Collection entries:
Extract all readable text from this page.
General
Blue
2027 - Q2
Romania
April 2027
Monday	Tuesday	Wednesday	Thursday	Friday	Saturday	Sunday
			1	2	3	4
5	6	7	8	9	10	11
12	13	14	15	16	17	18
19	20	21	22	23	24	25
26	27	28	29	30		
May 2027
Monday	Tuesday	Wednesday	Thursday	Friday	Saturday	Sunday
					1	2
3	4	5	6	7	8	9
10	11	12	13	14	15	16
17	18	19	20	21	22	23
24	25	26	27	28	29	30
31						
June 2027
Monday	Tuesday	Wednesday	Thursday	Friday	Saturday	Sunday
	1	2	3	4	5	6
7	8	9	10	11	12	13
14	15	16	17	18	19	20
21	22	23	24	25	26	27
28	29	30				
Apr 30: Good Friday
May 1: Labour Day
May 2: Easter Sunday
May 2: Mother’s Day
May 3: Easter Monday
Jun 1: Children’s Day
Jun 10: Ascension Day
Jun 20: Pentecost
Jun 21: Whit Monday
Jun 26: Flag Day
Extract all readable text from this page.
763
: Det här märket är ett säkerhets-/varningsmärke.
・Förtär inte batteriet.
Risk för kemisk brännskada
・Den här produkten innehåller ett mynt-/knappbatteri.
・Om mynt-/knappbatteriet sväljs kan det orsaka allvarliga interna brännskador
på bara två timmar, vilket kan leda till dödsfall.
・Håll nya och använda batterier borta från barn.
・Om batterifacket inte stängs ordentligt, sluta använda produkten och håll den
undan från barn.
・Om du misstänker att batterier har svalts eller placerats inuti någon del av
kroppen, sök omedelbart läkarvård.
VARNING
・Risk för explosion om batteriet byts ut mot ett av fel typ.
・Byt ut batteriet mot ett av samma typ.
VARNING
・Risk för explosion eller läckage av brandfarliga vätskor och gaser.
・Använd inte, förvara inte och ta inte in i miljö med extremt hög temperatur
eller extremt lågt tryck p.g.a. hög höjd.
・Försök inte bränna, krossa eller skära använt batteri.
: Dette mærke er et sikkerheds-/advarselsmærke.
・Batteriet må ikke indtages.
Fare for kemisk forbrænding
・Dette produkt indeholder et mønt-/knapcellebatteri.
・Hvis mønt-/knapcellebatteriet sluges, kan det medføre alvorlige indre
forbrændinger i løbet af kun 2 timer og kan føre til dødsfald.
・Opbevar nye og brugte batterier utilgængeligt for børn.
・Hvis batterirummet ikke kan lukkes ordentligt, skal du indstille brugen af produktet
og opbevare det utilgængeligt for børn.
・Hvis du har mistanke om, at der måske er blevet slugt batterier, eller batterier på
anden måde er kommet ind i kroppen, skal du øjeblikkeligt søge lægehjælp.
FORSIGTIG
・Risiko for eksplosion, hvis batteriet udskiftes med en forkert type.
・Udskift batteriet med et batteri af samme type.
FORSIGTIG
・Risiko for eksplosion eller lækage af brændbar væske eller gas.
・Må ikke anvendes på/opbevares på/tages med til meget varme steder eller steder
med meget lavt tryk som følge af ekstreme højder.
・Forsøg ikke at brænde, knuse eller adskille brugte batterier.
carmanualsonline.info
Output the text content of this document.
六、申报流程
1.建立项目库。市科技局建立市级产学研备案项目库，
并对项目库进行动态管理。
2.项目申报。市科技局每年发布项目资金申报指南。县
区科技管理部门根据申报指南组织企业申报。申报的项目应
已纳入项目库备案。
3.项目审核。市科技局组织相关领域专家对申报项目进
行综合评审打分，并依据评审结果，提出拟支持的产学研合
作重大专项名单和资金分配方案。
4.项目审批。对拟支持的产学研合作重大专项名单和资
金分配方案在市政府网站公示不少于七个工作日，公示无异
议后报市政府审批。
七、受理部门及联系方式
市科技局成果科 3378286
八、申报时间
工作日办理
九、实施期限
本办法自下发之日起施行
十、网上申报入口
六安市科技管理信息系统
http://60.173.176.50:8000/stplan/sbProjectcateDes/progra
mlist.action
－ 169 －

→ Task to carry out: Faithfully reproduce all of the records, character for character.

→ Written reply:
Extract all readable text from this page.
General
Blue
2027 - Q2
Romania
April 2027
Monday	Tuesday	Wednesday	Thursday	Friday	Saturday	Sunday
			1	2	3	4
5	6	7	8	9	10	11
12	13	14	15	16	17	18
19	20	21	22	23	24	25
26	27	28	29	30		
May 2027
Monday	Tuesday	Wednesday	Thursday	Friday	Saturday	Sunday
					1	2
3	4	5	6	7	8	9
10	11	12	13	14	15	16
17	18	19	20	21	22	23
24	25	26	27	28	29	30
31						
June 2027
Monday	Tuesday	Wednesday	Thursday	Friday	Saturday	Sunday
	1	2	3	4	5	6
7	8	9	10	11	12	13
14	15	16	17	18	19	20
21	22	23	24	25	26	27
28	29	30				
Apr 30: Good Friday
May 1: Labour Day
May 2: Easter Sunday
May 2: Mother’s Day
May 3: Easter Monday
Jun 1: Children’s Day
Jun 10: Ascension Day
Jun 20: Pentecost
Jun 21: Whit Monday
Jun 26: Flag Day
Extract all readable text from this page.
763
: Det här märket är ett säkerhets-/varningsmärke.
・Förtär inte batteriet.
Risk för kemisk brännskada
・Den här produkten innehåller ett mynt-/knappbatteri.
・Om mynt-/knappbatteriet sväljs kan det orsaka allvarliga interna brännskador
på bara två timmar, vilket kan leda till dödsfall.
・Håll nya och använda batterier borta från barn.
・Om batterifacket inte stängs ordentligt, sluta använda produkten och håll den
undan från barn.
・Om du misstänker att batterier har svalts eller placerats inuti någon del av
kroppen, sök omedelbart läkarvård.
VARNING
・Risk för explosion om batteriet byts ut mot ett av fel typ.
・Byt ut batteriet mot ett av samma typ.
VARNING
・Risk för explosion eller läckage av brandfarliga vätskor och gaser.
・Använd inte, förvara inte och ta inte in i miljö med extremt hög temperatur
eller extremt lågt tryck p.g.a. hög höjd.
・Försök inte bränna, krossa eller skära använt batteri.
: Dette mærke er et sikkerheds-/advarselsmærke.
・Batteriet må ikke indtages.
Fare for kemisk forbrænding
・Dette produkt indeholder et mønt-/knapcellebatteri.
・Hvis mønt-/knapcellebatteriet sluges, kan det medføre alvorlige indre
forbrændinger i løbet af kun 2 timer og kan føre til dødsfald.
・Opbevar nye og brugte batterier utilgængeligt for børn.
・Hvis batterirummet ikke kan lukkes ordentligt, skal du indstille brugen af produktet
og opbevare det utilgængeligt for børn.
・Hvis du har mistanke om, at der måske er blevet slugt batterier, eller batterier på
anden måde er kommet ind i kroppen, skal du øjeblikkeligt søge lægehjælp.
FORSIGTIG
・Risiko for eksplosion, hvis batteriet udskiftes med en forkert type.
・Udskift batteriet med et batteri af samme type.
FORSIGTIG
・Risiko for eksplosion eller lækage af brændbar væske eller gas.
・Må ikke anvendes på/opbevares på/tages med til meget varme steder eller steder
med meget lavt tryk som følge af ekstreme højder.
・Forsøg ikke at brænde, knuse eller adskille brugte batterier.
carmanualsonline.info
Output the text content of this document.
六、申报流程
1.建立项目库。市科技局建立市级产学研备案项目库，
并对项目库进行动态管理。
2.项目申报。市科技局每年发布项目资金申报指南。县
区科技管理部门根据申报指南组织企业申报。申报的项目应
已纳入项目库备案。
3.项目审核。市科技局组织相关领域专家对申报项目进
行综合评审打分，并依据评审结果，提出拟支持的产学研合
作重大专项名单和资金分配方案。
4.项目审批。对拟支持的产学研合作重大专项名单和资
金分配方案在市政府网站公示不少于七个工作日，公示无异
议后报市政府审批。
七、受理部门及联系方式
市科技局成果科 3378286
八、申报时间
工作日办理
九、实施期限
本办法自下发之日起施行
十、网上申报入口
六安市科技管理信息系统
http://60.173.176.50:8000/stplan/sbProjectcateDes/progra
mlist.action
－ 169 －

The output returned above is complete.